*Work to complete*. Render every entry verbatim.

— Start of Exercise materials —

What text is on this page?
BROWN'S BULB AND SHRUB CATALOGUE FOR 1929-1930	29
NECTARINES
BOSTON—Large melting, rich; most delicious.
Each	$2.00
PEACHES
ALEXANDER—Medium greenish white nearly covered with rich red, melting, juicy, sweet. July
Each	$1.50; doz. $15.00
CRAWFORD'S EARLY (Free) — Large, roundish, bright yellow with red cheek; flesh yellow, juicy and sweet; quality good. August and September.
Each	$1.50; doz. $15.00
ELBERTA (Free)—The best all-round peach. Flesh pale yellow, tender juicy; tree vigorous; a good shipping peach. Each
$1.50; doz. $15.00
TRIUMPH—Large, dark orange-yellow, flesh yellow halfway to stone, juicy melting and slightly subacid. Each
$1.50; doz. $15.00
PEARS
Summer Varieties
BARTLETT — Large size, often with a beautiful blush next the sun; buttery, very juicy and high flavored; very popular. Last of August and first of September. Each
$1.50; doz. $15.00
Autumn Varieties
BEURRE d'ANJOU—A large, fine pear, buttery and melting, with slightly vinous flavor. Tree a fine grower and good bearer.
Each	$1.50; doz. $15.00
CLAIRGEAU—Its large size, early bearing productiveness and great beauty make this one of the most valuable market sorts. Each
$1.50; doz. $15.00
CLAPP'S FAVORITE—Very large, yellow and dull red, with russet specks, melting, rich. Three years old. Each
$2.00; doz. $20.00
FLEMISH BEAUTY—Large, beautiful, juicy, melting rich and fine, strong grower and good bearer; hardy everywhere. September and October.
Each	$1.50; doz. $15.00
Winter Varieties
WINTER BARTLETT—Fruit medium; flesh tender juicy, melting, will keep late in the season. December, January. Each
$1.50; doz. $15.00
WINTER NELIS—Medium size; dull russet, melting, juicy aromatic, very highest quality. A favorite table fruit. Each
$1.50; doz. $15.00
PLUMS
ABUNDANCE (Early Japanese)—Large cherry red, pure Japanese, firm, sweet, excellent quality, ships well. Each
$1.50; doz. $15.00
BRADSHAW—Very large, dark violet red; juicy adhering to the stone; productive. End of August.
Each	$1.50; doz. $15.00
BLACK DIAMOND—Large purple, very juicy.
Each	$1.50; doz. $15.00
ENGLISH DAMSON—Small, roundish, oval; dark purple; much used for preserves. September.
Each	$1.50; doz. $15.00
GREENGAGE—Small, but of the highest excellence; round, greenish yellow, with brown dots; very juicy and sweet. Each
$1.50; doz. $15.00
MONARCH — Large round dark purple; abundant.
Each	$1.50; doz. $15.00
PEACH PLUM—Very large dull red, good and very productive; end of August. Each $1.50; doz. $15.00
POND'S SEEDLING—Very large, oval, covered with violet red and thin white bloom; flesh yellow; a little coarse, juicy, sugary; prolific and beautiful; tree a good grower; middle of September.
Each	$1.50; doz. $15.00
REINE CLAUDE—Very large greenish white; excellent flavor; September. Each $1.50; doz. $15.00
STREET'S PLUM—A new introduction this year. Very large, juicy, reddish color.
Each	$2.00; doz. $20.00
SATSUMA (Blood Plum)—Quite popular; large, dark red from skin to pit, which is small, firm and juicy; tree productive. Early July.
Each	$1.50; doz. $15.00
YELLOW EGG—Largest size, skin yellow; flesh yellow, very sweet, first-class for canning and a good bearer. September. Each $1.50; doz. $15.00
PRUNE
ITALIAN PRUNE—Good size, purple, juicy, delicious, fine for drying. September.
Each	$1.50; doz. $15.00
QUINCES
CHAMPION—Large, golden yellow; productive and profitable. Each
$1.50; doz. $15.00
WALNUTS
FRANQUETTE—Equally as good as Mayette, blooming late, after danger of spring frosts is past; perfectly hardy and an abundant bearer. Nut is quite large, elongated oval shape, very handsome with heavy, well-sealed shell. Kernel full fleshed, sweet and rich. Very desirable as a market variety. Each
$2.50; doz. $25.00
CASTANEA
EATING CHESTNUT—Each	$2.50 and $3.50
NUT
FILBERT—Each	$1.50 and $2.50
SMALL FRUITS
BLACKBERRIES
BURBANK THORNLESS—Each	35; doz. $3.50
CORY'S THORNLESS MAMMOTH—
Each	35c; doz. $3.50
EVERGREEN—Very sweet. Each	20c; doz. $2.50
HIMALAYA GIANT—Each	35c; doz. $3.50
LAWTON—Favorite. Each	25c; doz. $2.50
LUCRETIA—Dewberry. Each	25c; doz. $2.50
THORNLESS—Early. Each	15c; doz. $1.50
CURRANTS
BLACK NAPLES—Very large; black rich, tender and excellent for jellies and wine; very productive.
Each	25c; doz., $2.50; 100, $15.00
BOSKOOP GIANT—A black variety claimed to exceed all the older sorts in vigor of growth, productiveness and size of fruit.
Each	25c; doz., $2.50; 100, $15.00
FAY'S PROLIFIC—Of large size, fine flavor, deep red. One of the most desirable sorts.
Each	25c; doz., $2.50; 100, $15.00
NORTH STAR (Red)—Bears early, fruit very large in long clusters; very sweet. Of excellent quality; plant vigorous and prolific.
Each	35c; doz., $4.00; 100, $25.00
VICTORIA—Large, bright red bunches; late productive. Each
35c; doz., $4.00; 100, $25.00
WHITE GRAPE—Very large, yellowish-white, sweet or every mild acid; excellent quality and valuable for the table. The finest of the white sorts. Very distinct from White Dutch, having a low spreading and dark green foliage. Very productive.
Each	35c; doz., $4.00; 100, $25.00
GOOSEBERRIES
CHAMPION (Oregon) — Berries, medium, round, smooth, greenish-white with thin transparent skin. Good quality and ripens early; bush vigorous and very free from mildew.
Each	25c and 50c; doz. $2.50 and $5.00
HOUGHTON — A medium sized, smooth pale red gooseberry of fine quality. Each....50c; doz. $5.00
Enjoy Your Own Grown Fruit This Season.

— End of Exercise materials —

*Written answer*.
What text is on this page?
BROWN'S BULB AND SHRUB CATALOGUE FOR 1929-1930	29
NECTARINES
BOSTON—Large melting, rich; most delicious.
Each	$2.00
PEACHES
ALEXANDER—Medium greenish white nearly covered with rich red, melting, juicy, sweet. July
Each	$1.50; doz. $15.00
CRAWFORD'S EARLY (Free) — Large, roundish, bright yellow with red cheek; flesh yellow, juicy and sweet; quality good. August and September.
Each	$1.50; doz. $15.00
ELBERTA (Free)—The best all-round peach. Flesh pale yellow, tender juicy; tree vigorous; a good shipping peach. Each
$1.50; doz. $15.00
TRIUMPH—Large, dark orange-yellow, flesh yellow halfway to stone, juicy melting and slightly subacid. Each
$1.50; doz. $15.00
PEARS
Summer Varieties
BARTLETT — Large size, often with a beautiful blush next the sun; buttery, very juicy and high flavored; very popular. Last of August and first of September. Each
$1.50; doz. $15.00
Autumn Varieties
BEURRE d'ANJOU—A large, fine pear, buttery and melting, with slightly vinous flavor. Tree a fine grower and good bearer.
Each	$1.50; doz. $15.00
CLAIRGEAU—Its large size, early bearing productiveness and great beauty make this one of the most valuable market sorts. Each
$1.50; doz. $15.00
CLAPP'S FAVORITE—Very large, yellow and dull red, with russet specks, melting, rich. Three years old. Each
$2.00; doz. $20.00
FLEMISH BEAUTY—Large, beautiful, juicy, melting rich and fine, strong grower and good bearer; hardy everywhere. September and October.
Each	$1.50; doz. $15.00
Winter Varieties
WINTER BARTLETT—Fruit medium; flesh tender juicy, melting, will keep late in the season. December, January. Each
$1.50; doz. $15.00
WINTER NELIS—Medium size; dull russet, melting, juicy aromatic, very highest quality. A favorite table fruit. Each
$1.50; doz. $15.00
PLUMS
ABUNDANCE (Early Japanese)—Large cherry red, pure Japanese, firm, sweet, excellent quality, ships well. Each
$1.50; doz. $15.00
BRADSHAW—Very large, dark violet red; juicy adhering to the stone; productive. End of August.
Each	$1.50; doz. $15.00
BLACK DIAMOND—Large purple, very juicy.
Each	$1.50; doz. $15.00
ENGLISH DAMSON—Small, roundish, oval; dark purple; much used for preserves. September.
Each	$1.50; doz. $15.00
GREENGAGE—Small, but of the highest excellence; round, greenish yellow, with brown dots; very juicy and sweet. Each
$1.50; doz. $15.00
MONARCH — Large round dark purple; abundant.
Each	$1.50; doz. $15.00
PEACH PLUM—Very large dull red, good and very productive; end of August. Each $1.50; doz. $15.00
POND'S SEEDLING—Very large, oval, covered with violet red and thin white bloom; flesh yellow; a little coarse, juicy, sugary; prolific and beautiful; tree a good grower; middle of September.
Each	$1.50; doz. $15.00
REINE CLAUDE—Very large greenish white; excellent flavor; September. Each $1.50; doz. $15.00
STREET'S PLUM—A new introduction this year. Very large, juicy, reddish color.
Each	$2.00; doz. $20.00
SATSUMA (Blood Plum)—Quite popular; large, dark red from skin to pit, which is small, firm and juicy; tree productive. Early July.
Each	$1.50; doz. $15.00
YELLOW EGG—Largest size, skin yellow; flesh yellow, very sweet, first-class for canning and a good bearer. September. Each $1.50; doz. $15.00
PRUNE
ITALIAN PRUNE—Good size, purple, juicy, delicious, fine for drying. September.
Each	$1.50; doz. $15.00
QUINCES
CHAMPION—Large, golden yellow; productive and profitable. Each
$1.50; doz. $15.00
WALNUTS
FRANQUETTE—Equally as good as Mayette, blooming late, after danger of spring frosts is past; perfectly hardy and an abundant bearer. Nut is quite large, elongated oval shape, very handsome with heavy, well-sealed shell. Kernel full fleshed, sweet and rich. Very desirable as a market variety. Each
$2.50; doz. $25.00
CASTANEA
EATING CHESTNUT—Each	$2.50 and $3.50
NUT
FILBERT—Each	$1.50 and $2.50
SMALL FRUITS
BLACKBERRIES
BURBANK THORNLESS—Each	35; doz. $3.50
CORY'S THORNLESS MAMMOTH—
Each	35c; doz. $3.50
EVERGREEN—Very sweet. Each	20c; doz. $2.50
HIMALAYA GIANT—Each	35c; doz. $3.50
LAWTON—Favorite. Each	25c; doz. $2.50
LUCRETIA—Dewberry. Each	25c; doz. $2.50
THORNLESS—Early. Each	15c; doz. $1.50
CURRANTS
BLACK NAPLES—Very large; black rich, tender and excellent for jellies and wine; very productive.
Each	25c; doz., $2.50; 100, $15.00
BOSKOOP GIANT—A black variety claimed to exceed all the older sorts in vigor of growth, productiveness and size of fruit.
Each	25c; doz., $2.50; 100, $15.00
FAY'S PROLIFIC—Of large size, fine flavor, deep red. One of the most desirable sorts.
Each	25c; doz., $2.50; 100, $15.00
NORTH STAR (Red)—Bears early, fruit very large in long clusters; very sweet. Of excellent quality; plant vigorous and prolific.
Each	35c; doz., $4.00; 100, $25.00
VICTORIA—Large, bright red bunches; late productive. Each
35c; doz., $4.00; 100, $25.00
WHITE GRAPE—Very large, yellowish-white, sweet or every mild acid; excellent quality and valuable for the table. The finest of the white sorts. Very distinct from White Dutch, having a low spreading and dark green foliage. Very productive.
Each	35c; doz., $4.00; 100, $25.00
GOOSEBERRIES
CHAMPION (Oregon) — Berries, medium, round, smooth, greenish-white with thin transparent skin. Good quality and ripens early; bush vigorous and very free from mildew.
Each	25c and 50c; doz. $2.50 and $5.00
HOUGHTON — A medium sized, smooth pale red gooseberry of fine quality. Each....50c; doz. $5.00
Enjoy Your Own Grown Fruit This Season.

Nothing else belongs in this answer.